#### Raw records:
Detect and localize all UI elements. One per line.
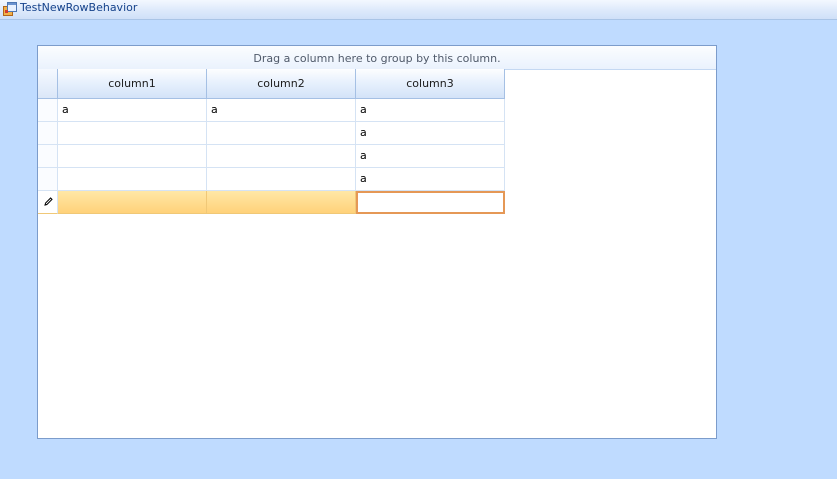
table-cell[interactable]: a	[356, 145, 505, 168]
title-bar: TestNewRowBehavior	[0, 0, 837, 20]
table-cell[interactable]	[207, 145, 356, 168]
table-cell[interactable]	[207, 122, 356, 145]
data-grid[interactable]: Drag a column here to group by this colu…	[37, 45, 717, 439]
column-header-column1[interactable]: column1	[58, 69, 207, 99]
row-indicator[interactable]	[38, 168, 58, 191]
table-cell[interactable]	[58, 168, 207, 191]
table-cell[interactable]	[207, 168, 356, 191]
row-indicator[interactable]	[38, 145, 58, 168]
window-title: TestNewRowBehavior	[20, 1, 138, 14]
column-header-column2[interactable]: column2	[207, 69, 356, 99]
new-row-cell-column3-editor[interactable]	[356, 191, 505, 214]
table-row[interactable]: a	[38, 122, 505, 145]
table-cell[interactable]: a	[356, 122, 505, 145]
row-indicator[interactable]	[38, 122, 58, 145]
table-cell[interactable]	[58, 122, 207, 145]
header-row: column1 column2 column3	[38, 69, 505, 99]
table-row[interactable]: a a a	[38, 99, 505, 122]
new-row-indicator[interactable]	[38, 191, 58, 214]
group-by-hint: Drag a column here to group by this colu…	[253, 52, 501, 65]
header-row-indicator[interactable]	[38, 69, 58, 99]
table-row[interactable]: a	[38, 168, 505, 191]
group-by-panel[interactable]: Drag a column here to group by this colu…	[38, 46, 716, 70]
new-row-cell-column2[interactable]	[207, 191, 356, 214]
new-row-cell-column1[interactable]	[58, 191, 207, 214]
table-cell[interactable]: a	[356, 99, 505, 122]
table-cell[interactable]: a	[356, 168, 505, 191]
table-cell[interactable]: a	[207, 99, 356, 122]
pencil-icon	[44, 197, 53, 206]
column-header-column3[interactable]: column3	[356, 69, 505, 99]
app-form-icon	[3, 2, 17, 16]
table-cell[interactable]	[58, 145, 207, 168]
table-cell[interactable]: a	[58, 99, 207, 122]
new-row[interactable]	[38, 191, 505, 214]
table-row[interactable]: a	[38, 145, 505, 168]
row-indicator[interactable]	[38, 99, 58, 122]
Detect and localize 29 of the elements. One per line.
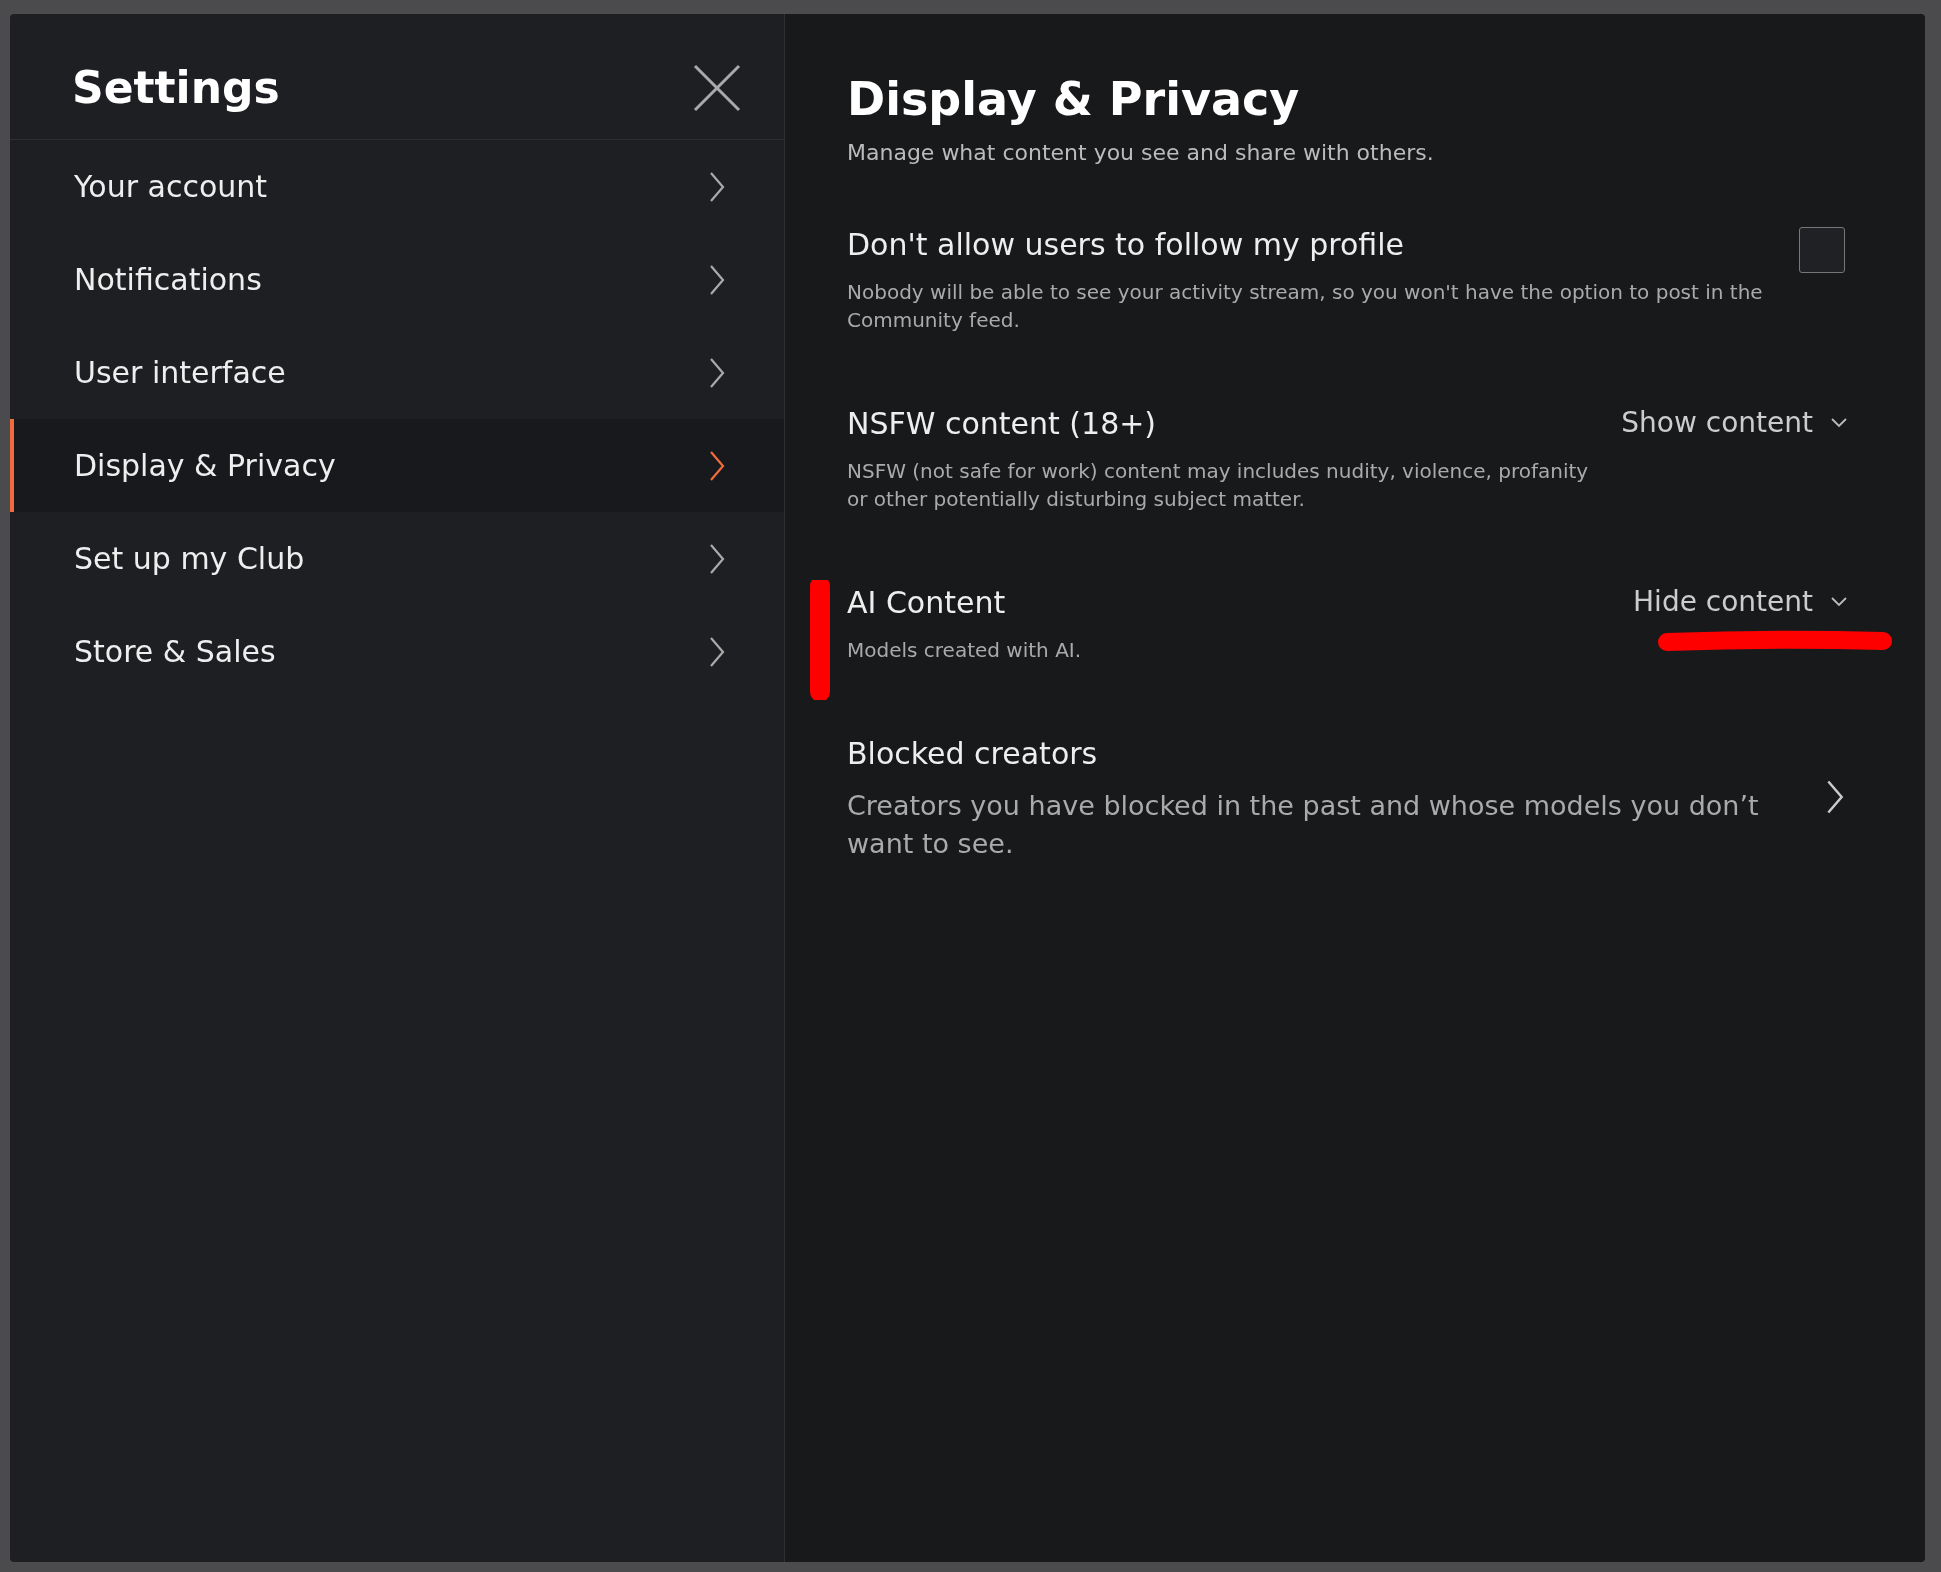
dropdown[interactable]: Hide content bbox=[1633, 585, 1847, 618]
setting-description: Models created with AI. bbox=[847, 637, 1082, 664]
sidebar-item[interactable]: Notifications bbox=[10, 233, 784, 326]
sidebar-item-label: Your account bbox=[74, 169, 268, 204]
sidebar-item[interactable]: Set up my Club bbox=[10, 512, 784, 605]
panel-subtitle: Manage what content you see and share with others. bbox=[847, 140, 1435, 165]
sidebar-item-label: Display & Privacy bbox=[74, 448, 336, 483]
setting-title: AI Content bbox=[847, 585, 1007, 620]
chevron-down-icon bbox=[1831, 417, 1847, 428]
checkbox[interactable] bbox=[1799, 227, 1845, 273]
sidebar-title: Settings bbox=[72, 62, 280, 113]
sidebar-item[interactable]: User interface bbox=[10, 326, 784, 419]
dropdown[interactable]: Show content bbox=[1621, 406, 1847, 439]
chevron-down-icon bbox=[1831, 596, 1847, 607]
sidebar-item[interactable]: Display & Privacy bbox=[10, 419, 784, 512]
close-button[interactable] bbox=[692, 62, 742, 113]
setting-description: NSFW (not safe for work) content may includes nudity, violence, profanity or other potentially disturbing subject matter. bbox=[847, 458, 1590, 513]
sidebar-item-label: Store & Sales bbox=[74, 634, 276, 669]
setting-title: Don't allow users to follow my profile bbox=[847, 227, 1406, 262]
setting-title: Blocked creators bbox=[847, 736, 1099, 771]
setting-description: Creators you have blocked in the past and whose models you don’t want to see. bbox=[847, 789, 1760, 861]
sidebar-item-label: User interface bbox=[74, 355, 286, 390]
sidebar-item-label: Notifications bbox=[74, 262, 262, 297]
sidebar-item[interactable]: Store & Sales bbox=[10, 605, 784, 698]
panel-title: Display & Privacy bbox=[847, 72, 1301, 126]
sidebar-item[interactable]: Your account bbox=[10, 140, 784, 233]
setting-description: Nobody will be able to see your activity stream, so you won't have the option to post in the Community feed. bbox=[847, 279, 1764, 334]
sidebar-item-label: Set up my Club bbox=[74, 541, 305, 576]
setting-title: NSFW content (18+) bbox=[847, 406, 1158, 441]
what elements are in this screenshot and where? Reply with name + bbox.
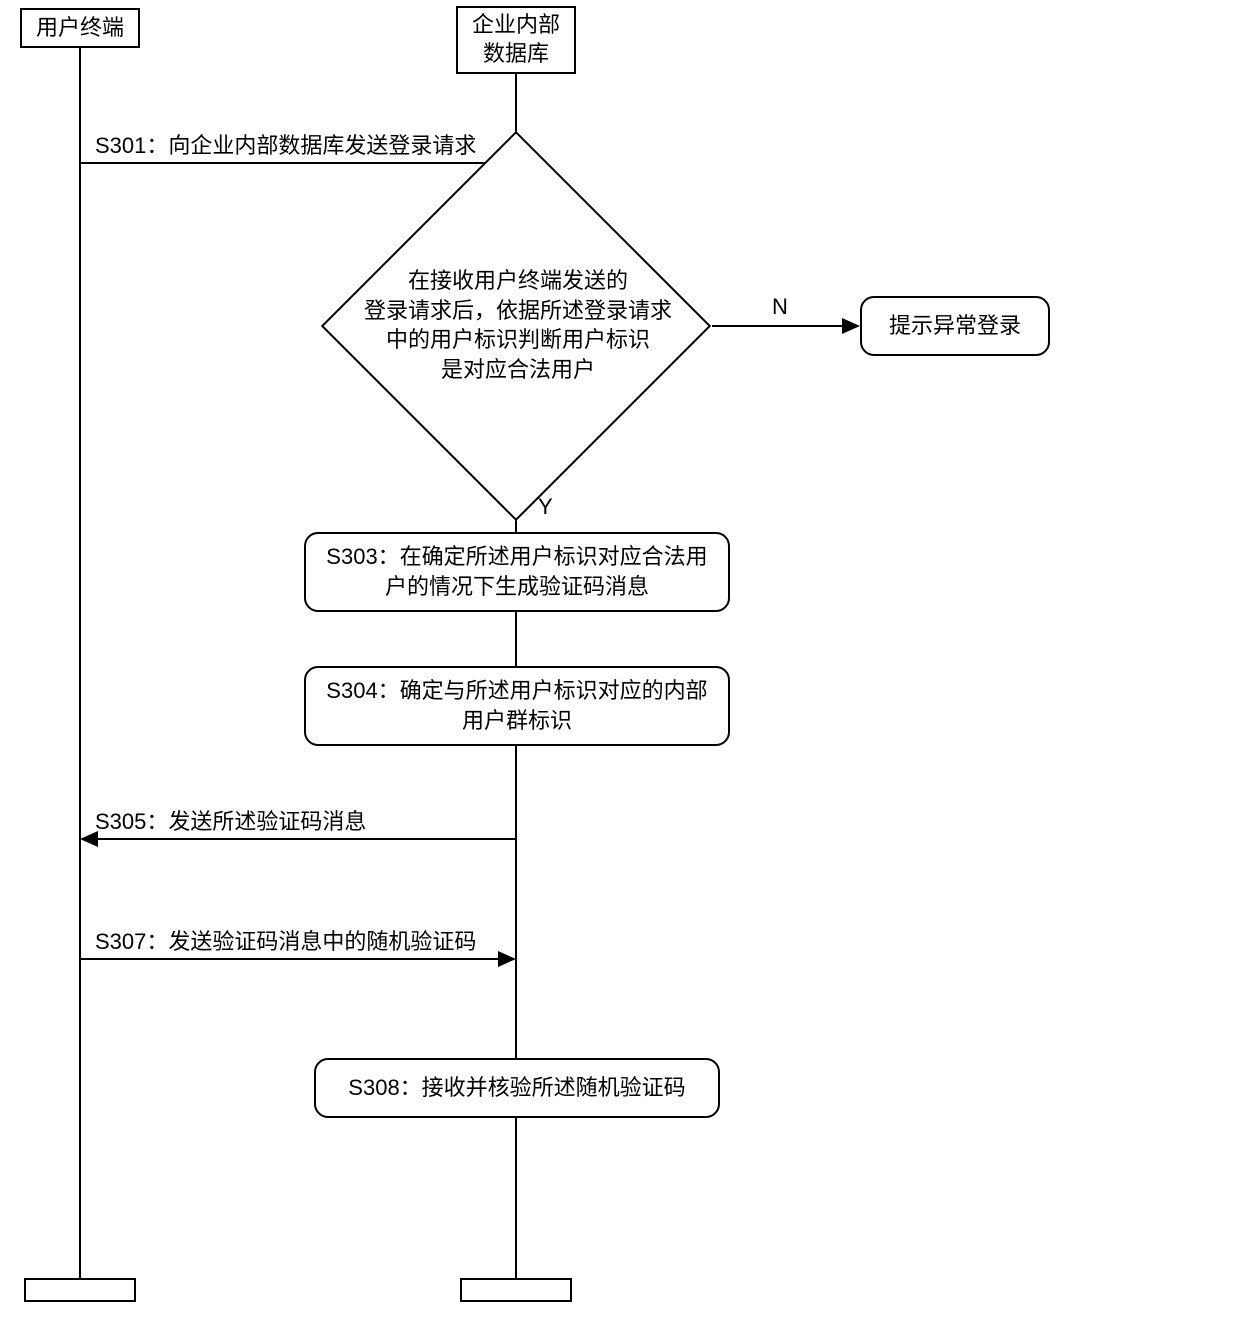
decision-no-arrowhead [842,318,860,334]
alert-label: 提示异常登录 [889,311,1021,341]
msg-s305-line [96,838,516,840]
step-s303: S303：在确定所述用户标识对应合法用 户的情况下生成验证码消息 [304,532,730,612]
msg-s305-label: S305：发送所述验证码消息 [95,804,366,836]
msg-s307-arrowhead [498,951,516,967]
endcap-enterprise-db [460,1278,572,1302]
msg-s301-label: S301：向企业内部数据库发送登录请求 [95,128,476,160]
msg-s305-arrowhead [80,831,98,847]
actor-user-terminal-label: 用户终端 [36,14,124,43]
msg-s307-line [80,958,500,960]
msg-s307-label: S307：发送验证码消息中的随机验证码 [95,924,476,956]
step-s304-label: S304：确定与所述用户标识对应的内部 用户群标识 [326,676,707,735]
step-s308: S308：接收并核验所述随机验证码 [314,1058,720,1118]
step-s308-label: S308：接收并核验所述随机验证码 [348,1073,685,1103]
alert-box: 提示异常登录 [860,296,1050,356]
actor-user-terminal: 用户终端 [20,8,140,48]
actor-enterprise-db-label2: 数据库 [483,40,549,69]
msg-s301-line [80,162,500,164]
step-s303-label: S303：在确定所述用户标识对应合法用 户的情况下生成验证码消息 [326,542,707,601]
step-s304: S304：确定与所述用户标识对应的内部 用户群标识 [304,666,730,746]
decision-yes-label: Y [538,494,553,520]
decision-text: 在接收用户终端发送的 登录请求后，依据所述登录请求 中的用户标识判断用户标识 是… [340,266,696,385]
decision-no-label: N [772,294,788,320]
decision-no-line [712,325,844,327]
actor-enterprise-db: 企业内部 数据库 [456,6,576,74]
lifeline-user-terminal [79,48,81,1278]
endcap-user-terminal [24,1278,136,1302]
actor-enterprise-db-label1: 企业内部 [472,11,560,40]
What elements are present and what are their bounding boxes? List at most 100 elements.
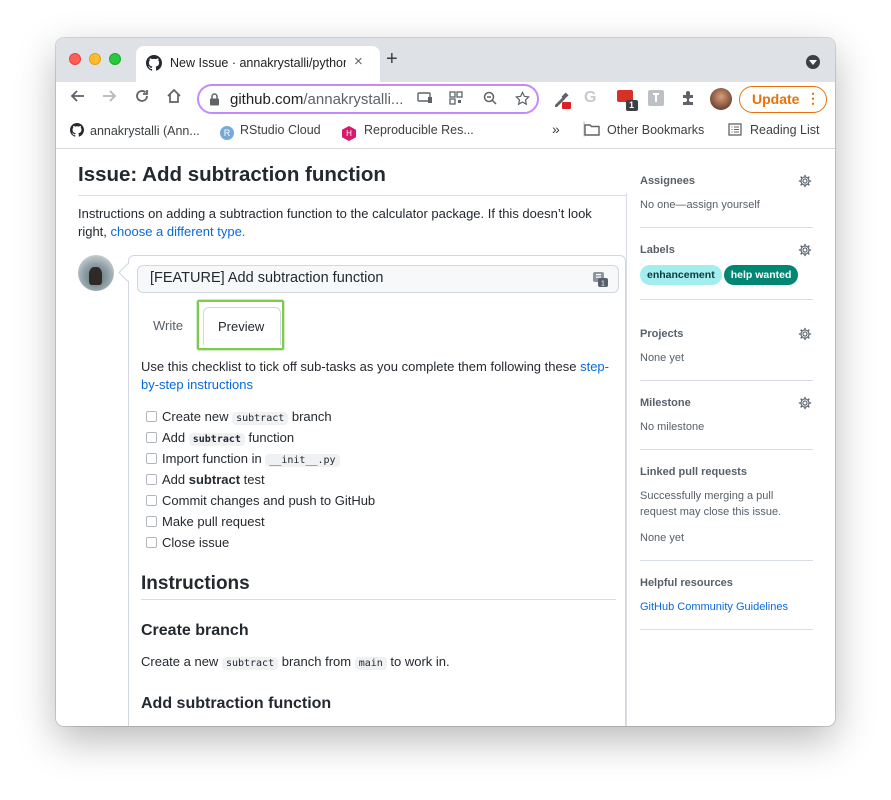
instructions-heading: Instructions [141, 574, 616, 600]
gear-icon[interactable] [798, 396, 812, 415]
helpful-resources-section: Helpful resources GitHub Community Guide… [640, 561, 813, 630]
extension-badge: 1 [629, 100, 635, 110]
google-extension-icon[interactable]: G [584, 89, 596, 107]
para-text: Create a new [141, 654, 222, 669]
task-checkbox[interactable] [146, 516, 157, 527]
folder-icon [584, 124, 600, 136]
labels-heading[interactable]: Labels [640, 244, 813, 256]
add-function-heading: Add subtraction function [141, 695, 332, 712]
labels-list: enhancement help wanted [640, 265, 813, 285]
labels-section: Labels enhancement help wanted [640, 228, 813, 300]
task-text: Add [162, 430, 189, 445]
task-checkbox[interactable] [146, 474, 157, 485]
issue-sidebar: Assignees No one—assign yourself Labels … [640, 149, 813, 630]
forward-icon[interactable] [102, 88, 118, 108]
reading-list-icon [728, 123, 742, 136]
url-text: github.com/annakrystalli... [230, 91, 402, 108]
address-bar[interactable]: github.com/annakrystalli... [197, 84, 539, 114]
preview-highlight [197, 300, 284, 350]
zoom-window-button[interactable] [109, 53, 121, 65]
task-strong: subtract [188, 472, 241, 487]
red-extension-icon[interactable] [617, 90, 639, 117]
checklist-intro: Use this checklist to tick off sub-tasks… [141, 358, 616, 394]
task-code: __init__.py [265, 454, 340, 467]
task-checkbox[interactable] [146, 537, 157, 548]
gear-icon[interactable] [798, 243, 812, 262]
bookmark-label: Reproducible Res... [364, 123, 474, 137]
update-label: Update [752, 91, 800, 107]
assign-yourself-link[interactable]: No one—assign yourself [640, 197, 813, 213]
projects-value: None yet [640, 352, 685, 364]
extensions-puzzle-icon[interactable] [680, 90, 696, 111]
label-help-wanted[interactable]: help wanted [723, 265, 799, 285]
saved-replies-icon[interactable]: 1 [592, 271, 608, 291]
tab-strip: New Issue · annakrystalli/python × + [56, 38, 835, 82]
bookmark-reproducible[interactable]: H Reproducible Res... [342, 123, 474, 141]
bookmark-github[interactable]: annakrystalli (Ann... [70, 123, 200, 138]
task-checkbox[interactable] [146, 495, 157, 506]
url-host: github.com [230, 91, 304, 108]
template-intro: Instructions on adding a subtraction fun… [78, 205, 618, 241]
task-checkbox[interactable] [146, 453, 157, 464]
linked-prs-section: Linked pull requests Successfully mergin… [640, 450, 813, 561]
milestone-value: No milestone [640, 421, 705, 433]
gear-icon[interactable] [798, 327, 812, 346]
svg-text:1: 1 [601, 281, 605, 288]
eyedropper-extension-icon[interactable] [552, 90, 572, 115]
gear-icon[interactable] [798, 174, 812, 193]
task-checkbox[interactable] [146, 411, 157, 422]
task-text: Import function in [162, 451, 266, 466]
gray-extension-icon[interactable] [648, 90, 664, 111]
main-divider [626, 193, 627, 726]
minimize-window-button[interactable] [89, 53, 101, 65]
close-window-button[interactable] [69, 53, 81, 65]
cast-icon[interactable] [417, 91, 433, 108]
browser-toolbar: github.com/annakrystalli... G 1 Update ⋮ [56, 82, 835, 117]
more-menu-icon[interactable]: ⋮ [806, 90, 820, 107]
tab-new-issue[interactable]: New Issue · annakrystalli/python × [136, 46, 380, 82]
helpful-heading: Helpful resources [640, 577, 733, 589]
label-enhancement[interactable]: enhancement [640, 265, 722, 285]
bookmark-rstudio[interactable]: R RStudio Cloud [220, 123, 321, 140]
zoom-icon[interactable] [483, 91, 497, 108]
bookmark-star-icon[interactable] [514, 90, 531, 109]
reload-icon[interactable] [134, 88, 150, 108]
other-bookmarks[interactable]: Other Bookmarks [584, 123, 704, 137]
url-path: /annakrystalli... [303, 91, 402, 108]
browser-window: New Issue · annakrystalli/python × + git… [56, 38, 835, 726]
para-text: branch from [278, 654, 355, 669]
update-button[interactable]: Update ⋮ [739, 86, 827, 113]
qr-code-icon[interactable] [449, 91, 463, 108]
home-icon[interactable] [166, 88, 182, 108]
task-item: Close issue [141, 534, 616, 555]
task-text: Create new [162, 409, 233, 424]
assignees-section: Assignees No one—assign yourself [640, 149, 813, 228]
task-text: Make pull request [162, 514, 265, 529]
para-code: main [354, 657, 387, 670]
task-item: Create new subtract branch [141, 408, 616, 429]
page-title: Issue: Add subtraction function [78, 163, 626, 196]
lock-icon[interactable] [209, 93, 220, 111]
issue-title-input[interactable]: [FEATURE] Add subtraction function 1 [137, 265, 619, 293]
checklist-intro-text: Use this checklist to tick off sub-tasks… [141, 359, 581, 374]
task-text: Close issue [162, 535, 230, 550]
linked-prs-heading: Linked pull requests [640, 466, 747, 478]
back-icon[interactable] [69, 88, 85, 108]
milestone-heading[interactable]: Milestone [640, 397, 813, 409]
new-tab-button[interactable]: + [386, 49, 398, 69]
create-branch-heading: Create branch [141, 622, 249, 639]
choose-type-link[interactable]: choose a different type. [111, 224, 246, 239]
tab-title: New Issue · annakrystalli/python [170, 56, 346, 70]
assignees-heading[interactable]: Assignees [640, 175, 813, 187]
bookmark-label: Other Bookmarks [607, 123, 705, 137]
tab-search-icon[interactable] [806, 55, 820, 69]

#### Do this:
Write out the lines of the material starting at the line that contains "instructions-heading: Instructions [141, 574, 616, 600]" and ending at the line that contains "projects-value: None yet [640, 352, 685, 364]", including both of those lines.

#### Full solution:
instructions-heading: Instructions [141, 574, 616, 600]
gear-icon[interactable] [798, 396, 812, 415]
helpful-resources-section: Helpful resources GitHub Community Guide… [640, 561, 813, 630]
extension-badge: 1 [629, 100, 635, 110]
google-extension-icon[interactable]: G [584, 89, 596, 107]
para-text: Create a new [141, 654, 222, 669]
task-checkbox[interactable] [146, 516, 157, 527]
folder-icon [584, 124, 600, 136]
labels-heading[interactable]: Labels [640, 244, 813, 256]
add-function-heading: Add subtraction function [141, 695, 332, 712]
labels-list: enhancement help wanted [640, 265, 813, 285]
labels-section: Labels enhancement help wanted [640, 228, 813, 300]
task-text: Add [162, 430, 189, 445]
task-checkbox[interactable] [146, 474, 157, 485]
issue-sidebar: Assignees No one—assign yourself Labels … [640, 149, 813, 630]
forward-icon[interactable] [102, 88, 118, 108]
reading-list-icon [728, 123, 742, 136]
url-text: github.com/annakrystalli... [230, 91, 402, 108]
address-bar[interactable]: github.com/annakrystalli... [197, 84, 539, 114]
preview-highlight [197, 300, 284, 350]
zoom-window-button[interactable] [109, 53, 121, 65]
task-strong: subtract [188, 472, 241, 487]
red-extension-icon[interactable] [617, 90, 639, 117]
checklist-intro: Use this checklist to tick off sub-tasks… [141, 358, 616, 394]
task-code: __init__.py [265, 454, 340, 467]
task-checkbox[interactable] [146, 537, 157, 548]
gear-icon[interactable] [798, 243, 812, 262]
bookmark-label: Reproducible Res... [364, 123, 474, 137]
update-label: Update [752, 91, 800, 107]
assign-yourself-link[interactable]: No one—assign yourself [640, 197, 813, 213]
projects-value: None yet [640, 352, 685, 364]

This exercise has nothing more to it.